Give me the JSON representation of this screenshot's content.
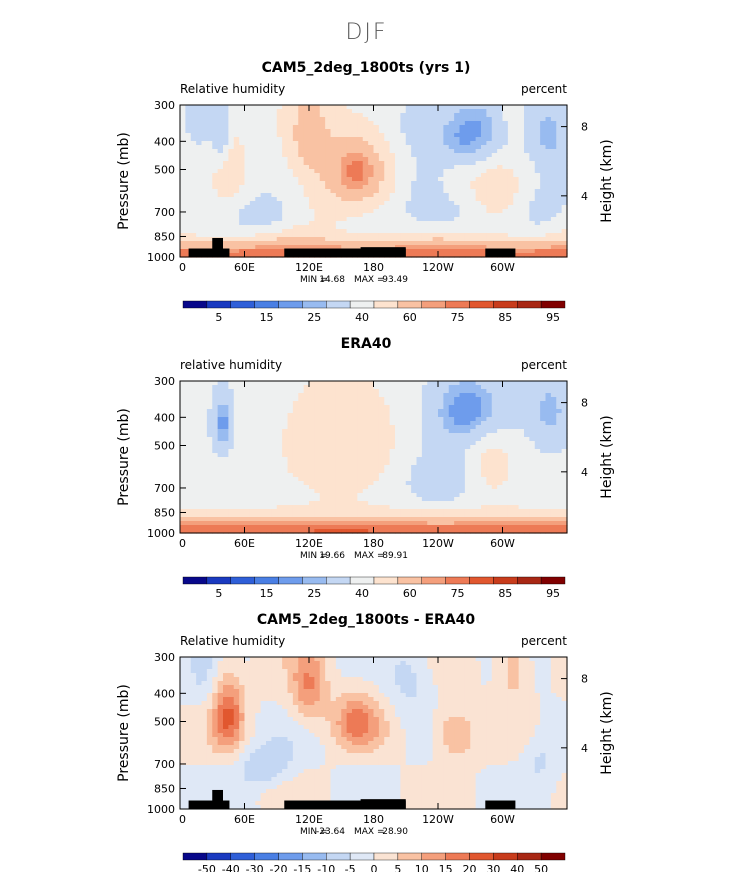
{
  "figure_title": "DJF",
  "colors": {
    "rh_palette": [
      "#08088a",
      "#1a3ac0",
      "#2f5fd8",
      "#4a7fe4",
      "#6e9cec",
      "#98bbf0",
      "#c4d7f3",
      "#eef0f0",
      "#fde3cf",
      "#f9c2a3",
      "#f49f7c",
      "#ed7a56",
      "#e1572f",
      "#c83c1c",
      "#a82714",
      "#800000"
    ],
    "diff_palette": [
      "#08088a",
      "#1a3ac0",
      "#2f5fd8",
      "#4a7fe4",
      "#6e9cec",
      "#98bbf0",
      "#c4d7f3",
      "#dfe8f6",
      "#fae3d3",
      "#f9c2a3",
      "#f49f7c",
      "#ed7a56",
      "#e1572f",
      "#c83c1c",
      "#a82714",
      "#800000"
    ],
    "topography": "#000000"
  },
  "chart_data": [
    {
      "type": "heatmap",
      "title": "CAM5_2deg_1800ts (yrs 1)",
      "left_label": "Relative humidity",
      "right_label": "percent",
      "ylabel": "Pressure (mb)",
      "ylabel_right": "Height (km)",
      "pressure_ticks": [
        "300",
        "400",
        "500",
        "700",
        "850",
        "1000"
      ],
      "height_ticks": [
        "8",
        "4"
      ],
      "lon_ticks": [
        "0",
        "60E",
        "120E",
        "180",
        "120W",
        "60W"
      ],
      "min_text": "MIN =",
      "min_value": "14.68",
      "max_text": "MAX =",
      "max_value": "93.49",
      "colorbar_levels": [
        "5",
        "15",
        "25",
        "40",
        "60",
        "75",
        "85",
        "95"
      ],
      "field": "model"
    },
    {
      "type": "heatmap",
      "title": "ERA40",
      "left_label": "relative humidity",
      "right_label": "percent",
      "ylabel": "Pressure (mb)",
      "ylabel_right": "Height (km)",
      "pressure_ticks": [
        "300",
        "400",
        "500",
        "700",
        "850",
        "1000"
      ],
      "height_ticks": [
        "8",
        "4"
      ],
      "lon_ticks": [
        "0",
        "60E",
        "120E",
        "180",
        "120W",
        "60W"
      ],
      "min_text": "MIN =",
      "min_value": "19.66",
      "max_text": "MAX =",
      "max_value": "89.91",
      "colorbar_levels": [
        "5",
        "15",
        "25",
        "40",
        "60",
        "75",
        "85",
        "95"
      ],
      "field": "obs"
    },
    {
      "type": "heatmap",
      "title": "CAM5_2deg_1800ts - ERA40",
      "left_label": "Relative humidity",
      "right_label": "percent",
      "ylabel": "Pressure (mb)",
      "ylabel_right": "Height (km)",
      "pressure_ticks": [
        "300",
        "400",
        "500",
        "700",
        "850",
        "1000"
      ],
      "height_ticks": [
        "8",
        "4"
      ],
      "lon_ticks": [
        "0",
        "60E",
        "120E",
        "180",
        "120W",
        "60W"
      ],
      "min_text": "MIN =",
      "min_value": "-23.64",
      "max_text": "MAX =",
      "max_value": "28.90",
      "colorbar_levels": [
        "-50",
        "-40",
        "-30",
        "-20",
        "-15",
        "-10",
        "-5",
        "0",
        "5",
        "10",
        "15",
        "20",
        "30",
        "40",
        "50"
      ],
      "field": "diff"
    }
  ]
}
* * *
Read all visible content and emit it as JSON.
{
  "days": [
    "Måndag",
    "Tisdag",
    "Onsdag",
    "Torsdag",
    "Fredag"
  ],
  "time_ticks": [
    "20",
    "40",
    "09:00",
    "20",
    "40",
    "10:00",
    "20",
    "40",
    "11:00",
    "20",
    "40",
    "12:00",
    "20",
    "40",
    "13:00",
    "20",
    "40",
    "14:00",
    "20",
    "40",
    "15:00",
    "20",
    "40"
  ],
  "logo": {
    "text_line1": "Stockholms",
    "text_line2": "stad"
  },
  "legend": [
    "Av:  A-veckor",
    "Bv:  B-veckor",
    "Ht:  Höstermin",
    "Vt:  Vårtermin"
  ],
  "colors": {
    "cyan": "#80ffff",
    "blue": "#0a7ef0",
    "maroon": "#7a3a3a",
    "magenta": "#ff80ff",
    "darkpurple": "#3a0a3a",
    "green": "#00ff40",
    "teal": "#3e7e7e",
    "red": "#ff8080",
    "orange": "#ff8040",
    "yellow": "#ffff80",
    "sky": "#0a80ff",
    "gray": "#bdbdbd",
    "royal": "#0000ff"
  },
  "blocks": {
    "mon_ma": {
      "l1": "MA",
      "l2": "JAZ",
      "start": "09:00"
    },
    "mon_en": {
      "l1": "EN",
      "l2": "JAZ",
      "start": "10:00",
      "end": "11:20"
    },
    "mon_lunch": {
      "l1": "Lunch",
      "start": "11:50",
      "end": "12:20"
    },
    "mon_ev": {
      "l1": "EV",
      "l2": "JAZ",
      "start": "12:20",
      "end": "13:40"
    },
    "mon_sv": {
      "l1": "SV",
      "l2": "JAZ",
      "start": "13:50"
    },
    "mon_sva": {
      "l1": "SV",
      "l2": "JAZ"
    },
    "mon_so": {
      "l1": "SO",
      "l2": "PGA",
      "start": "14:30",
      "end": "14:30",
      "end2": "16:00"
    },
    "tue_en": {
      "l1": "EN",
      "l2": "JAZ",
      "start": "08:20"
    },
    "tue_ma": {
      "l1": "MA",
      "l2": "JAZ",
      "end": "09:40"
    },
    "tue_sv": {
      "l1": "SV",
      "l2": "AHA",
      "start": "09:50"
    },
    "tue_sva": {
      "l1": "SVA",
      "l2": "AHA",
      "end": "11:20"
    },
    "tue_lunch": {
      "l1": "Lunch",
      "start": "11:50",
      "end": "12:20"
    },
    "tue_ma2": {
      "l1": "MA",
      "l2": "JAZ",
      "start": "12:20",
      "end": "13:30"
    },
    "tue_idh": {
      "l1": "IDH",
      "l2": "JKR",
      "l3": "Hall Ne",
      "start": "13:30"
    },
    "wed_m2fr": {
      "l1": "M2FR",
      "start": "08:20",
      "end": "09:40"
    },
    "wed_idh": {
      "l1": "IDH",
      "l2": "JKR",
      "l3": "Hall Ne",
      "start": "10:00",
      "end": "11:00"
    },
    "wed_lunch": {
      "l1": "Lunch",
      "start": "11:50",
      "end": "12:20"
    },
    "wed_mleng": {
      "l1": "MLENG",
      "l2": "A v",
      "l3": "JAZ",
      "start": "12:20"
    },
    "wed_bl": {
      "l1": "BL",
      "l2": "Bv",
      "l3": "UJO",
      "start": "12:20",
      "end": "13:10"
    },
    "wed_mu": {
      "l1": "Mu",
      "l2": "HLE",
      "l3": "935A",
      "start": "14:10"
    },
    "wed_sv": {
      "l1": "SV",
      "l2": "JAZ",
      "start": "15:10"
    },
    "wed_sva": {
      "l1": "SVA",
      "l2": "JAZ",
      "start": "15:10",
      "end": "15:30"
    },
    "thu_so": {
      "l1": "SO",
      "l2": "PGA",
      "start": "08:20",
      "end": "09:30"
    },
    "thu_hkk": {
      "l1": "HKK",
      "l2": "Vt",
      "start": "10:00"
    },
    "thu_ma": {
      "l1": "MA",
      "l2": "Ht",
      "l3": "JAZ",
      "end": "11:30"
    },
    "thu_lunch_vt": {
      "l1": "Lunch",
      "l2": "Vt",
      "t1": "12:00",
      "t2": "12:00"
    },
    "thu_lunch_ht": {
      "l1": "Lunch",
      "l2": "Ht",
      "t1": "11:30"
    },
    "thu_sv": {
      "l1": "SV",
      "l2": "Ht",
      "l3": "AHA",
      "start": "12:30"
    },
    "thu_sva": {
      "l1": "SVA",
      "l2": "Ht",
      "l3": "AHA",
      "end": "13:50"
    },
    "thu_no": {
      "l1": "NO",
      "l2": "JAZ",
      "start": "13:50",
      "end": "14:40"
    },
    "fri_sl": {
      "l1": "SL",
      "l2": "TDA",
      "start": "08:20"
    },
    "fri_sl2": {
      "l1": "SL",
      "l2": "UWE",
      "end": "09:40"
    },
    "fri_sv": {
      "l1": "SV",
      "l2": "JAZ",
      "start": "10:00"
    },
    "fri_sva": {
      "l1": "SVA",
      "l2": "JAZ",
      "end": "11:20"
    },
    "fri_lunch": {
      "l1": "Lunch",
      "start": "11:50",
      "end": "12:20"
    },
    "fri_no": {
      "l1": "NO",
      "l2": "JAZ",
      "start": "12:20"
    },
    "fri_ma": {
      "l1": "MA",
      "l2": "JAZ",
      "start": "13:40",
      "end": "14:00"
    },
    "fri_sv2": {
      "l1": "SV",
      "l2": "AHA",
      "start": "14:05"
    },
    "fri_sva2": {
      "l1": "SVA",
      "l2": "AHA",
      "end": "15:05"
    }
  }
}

> _Aim_: Read through the lines above and collect those that contain the string "JSON".

> _Solution for this task_:
Give me the JSON representation of this screenshot's content.
Read all visible content and emit it as JSON.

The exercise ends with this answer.